(Required work)
Every line below that contains "costs" is to be copied.
━━━ Dataset content ━━━
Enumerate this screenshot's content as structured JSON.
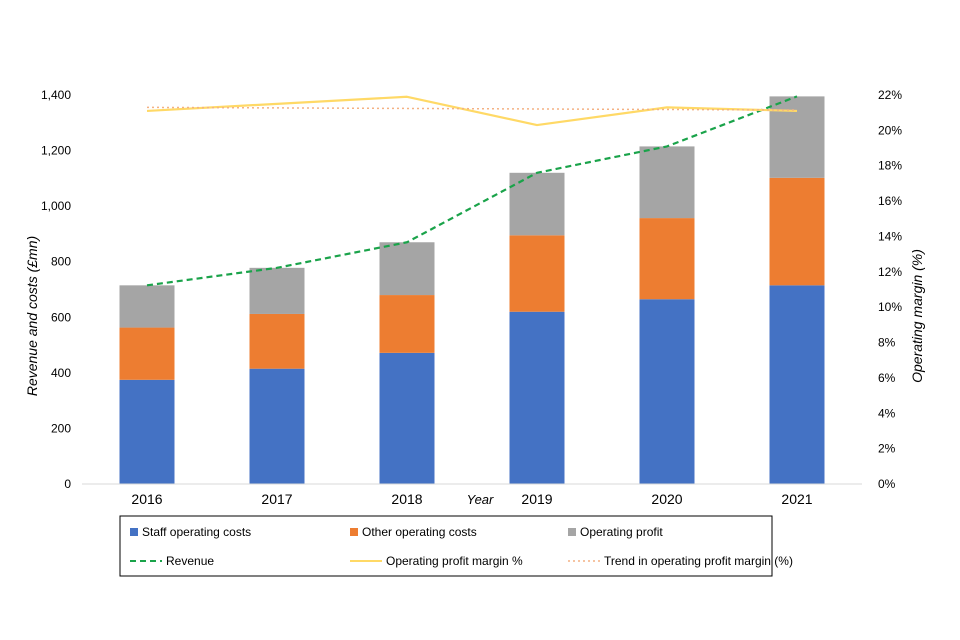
{
  "chart_data": {
    "type": "bar",
    "stacked": true,
    "categories": [
      "2016",
      "2017",
      "2018",
      "2019",
      "2020",
      "2021"
    ],
    "xlabel": "Year",
    "ylabel": "Revenue and costs (£mn)",
    "y2label": "Operating margin (%)",
    "ylim": [
      0,
      1400
    ],
    "yticks": [
      0,
      200,
      400,
      600,
      800,
      1000,
      1200,
      1400
    ],
    "y2lim": [
      0,
      22
    ],
    "y2ticks": [
      0,
      2,
      4,
      6,
      8,
      10,
      12,
      14,
      16,
      18,
      20,
      22
    ],
    "grid": false,
    "legend_position": "bottom",
    "series": [
      {
        "name": "Staff operating costs",
        "kind": "bar",
        "axis": "left",
        "color": "#4472C4",
        "values": [
          375,
          415,
          472,
          620,
          665,
          715
        ]
      },
      {
        "name": "Other operating costs",
        "kind": "bar",
        "axis": "left",
        "color": "#ED7D31",
        "values": [
          188,
          197,
          208,
          275,
          292,
          387
        ]
      },
      {
        "name": "Operating profit",
        "kind": "bar",
        "axis": "left",
        "color": "#A5A5A5",
        "values": [
          152,
          166,
          190,
          225,
          258,
          293
        ]
      },
      {
        "name": "Revenue",
        "kind": "line",
        "style": "dashed",
        "axis": "left",
        "color": "#1AA34A",
        "values": [
          715,
          778,
          870,
          1120,
          1215,
          1395
        ]
      },
      {
        "name": "Operating profit margin %",
        "kind": "line",
        "style": "solid",
        "axis": "right",
        "color": "#FFD966",
        "values": [
          21.1,
          21.5,
          21.9,
          20.3,
          21.3,
          21.1
        ]
      },
      {
        "name": "Trend in operating profit margin (%)",
        "kind": "line",
        "style": "dotted",
        "axis": "right",
        "color": "#F4B183",
        "values": [
          21.3,
          21.27,
          21.24,
          21.21,
          21.18,
          21.15
        ]
      }
    ]
  }
}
━━━
(The output)
    "ylabel": "Revenue and costs (£mn)",
        "name": "Staff operating costs",
        "name": "Other operating costs",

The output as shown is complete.